(LESETEXT)
++++++++

Sonntag, 13. Oktober 2013

Erstens kommt es anders...

... und zweitens als man denkt.

Die wahren Geschichten schreibt das Leben selbst!
Und hoffentlich glauben Sie mir meine Geschichte vom letzten Wochenende, die einmal mehr zeigt, dass die Welt wunderbar ist und "tolle Kerle" da draußen herumlaufen.
Und das es sie noch gibt, die überraschenden Erlebnisse.

Ich erinnere mich an meine Studienzeit im schweizerischen Genf. Manches Mal stand ich mit leerem Magen und leerem Geldbeutel vor überquellenden Schaufenstern und tagträumte, wie es wohl wäre, wenn ein "knight in his shining armour "vorbeikäme. Nicht nur mit einem Lächeln auf den männlich markanten Lippen, sondern auch den folgenschweren Worten "Shop until you drop!".
Oder der knackigen Ansage: "it´s all your´s!".
Haaalt! Nicht so hastig! Nein, so direkt ist mir das letzte Woche nicht passiert. Keine Einladung zu einer Bücherorgie oder zu Freßkörben. Auch keine Einladung zum power-shopping a la Sex in the City. (Zur Zeit wäre es auch wenig sinnvoll, denn mit Louboutin Schuhen lässt es sich so schlecht gärtnern, und ein Chaneljäckchen eignet sich nicht wirklich für herbstbeseelte Kuschelabende vor dem Kamin.)
Also die Geschichte von Anfang an.
Ich habe mich im schönen Weimar 4 Tage lang im Rahmen eines großartigen Seminars mit dem Thema "SINN" beschäftigt. Da wurde wenig SINNloses, aber sehr viel SINNvolles vor uns ausgerollt wie ein bunter Teppich. Die Frage nach SINNvollem Tun IM Leben, die Frage nach dem SINN DES Lebens wurde beleuchtet, hinterfragt, empirisch belegt und analysiert. Ganz ehrlich? Es war einfach der WahnSINN.  Soviel Input hat auch Spuren hinterlassen. Vor allem im Gesicht, denn die Nächte waren ultrakurz und wodkafeige geschwängert. "Alles ist ultra", hätte der Herr Goethe vielleicht dazu gesagt.

++++++++

(AUFGABE) Gib den Abschnitt des Lesetexts von "Also die Geschichte" bis "vielleicht dazu gesagt." wortgetreu wieder. Das Material hat mit dem Lesetext nichts zu tun.

++++++++

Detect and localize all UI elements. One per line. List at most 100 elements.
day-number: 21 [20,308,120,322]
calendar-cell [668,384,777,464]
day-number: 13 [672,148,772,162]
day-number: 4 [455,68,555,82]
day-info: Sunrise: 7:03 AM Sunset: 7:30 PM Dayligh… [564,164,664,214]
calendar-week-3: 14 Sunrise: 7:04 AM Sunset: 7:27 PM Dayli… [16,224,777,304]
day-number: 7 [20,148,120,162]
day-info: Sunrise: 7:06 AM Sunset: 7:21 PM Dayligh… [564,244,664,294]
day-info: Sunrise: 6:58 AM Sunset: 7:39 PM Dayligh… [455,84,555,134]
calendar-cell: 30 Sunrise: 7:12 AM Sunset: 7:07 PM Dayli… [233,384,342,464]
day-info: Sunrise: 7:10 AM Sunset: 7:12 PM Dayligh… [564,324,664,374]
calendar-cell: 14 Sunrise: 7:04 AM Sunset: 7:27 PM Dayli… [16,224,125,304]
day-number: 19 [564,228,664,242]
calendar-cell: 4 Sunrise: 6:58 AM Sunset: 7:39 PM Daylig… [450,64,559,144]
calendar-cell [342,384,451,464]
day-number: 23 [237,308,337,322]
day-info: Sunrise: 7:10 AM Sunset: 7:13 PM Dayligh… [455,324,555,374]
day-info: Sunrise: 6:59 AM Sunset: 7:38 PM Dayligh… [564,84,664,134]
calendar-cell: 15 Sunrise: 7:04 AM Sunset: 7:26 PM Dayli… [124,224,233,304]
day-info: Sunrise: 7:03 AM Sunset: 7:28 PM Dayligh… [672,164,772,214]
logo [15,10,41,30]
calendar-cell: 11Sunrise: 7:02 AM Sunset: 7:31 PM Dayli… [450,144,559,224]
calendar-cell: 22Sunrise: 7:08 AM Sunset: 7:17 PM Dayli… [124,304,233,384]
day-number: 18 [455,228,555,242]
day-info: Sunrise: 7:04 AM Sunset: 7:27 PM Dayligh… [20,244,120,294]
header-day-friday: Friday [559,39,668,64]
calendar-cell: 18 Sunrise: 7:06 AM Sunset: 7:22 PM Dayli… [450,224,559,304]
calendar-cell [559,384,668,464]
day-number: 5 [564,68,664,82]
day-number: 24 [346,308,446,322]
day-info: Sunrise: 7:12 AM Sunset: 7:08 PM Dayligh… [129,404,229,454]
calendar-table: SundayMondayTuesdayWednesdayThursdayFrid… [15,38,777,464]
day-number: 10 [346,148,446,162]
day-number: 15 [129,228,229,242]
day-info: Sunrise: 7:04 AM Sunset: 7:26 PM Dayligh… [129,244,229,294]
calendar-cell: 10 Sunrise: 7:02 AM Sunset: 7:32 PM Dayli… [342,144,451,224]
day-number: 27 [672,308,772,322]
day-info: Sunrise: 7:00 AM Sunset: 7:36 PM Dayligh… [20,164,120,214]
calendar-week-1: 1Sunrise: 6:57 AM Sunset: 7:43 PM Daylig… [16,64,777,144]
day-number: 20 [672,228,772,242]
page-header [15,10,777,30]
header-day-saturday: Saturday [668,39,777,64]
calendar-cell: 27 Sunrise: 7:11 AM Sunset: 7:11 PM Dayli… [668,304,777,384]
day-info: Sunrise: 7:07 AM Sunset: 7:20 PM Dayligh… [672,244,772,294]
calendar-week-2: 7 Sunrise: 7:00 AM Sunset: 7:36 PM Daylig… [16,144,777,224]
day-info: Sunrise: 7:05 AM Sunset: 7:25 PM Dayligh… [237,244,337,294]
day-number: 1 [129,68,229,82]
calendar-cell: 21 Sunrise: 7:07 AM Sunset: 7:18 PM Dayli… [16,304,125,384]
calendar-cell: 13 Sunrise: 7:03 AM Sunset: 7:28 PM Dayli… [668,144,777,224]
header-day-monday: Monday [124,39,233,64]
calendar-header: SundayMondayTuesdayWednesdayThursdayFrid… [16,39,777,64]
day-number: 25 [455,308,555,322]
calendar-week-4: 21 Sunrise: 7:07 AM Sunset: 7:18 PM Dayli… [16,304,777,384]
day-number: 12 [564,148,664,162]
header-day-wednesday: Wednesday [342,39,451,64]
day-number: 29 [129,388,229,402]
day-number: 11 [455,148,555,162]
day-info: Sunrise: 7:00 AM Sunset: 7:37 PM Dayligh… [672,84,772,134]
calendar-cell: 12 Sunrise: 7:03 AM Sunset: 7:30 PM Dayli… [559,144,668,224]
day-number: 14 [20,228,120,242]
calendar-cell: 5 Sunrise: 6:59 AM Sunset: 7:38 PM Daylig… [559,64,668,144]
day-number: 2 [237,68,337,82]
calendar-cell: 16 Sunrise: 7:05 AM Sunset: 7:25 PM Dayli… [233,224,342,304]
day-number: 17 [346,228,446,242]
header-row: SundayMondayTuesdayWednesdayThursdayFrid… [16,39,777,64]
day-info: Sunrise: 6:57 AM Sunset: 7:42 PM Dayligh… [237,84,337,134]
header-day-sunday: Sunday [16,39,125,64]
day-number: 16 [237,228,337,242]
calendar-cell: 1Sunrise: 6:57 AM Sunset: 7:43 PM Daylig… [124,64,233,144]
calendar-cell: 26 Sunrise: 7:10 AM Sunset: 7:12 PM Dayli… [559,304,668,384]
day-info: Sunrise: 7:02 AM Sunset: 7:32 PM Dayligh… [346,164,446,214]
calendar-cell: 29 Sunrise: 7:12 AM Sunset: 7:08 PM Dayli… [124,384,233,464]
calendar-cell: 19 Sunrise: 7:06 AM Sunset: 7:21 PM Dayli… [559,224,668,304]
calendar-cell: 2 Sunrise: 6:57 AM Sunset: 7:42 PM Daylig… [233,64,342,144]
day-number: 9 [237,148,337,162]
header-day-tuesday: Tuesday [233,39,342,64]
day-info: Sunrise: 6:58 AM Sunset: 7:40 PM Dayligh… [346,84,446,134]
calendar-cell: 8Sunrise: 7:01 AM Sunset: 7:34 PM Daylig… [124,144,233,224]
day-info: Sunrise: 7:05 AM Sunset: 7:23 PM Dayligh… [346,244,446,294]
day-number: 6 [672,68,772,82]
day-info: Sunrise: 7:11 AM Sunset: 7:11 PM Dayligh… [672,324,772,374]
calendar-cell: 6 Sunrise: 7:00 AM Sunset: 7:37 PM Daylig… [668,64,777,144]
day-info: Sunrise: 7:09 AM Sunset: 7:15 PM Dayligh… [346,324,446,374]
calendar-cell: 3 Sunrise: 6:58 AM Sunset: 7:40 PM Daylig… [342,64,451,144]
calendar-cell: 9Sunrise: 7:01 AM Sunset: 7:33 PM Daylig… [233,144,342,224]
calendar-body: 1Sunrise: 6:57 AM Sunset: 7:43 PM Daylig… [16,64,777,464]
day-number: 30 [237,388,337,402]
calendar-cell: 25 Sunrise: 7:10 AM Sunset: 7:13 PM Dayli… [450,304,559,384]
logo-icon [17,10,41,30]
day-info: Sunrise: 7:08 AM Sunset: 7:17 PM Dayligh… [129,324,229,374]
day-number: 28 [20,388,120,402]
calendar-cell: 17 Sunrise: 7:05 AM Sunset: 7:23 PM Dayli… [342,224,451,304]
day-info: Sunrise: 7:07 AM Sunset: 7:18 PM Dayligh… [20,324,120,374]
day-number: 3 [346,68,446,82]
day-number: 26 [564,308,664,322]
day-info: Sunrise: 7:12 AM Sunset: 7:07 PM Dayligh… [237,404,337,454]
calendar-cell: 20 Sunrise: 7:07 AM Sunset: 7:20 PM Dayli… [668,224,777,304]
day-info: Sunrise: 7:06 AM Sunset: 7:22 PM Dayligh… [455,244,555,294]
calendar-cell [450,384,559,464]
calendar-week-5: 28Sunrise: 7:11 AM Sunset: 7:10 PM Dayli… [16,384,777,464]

++++++++

(ERGEBNIS)
Also die Geschichte von Anfang an.
Ich habe mich im schönen Weimar 4 Tage lang im Rahmen eines großartigen Seminars mit dem Thema "SINN" beschäftigt. Da wurde wenig SINNloses, aber sehr viel SINNvolles vor uns ausgerollt wie ein bunter Teppich. Die Frage nach SINNvollem Tun IM Leben, die Frage nach dem SINN DES Lebens wurde beleuchtet, hinterfragt, empirisch belegt und analysiert. Ganz ehrlich? Es war einfach der WahnSINN.  Soviel Input hat auch Spuren hinterlassen. Vor allem im Gesicht, denn die Nächte waren ultrakurz und wodkafeige geschwängert. "Alles ist ultra", hätte der Herr Goethe vielleicht dazu gesagt.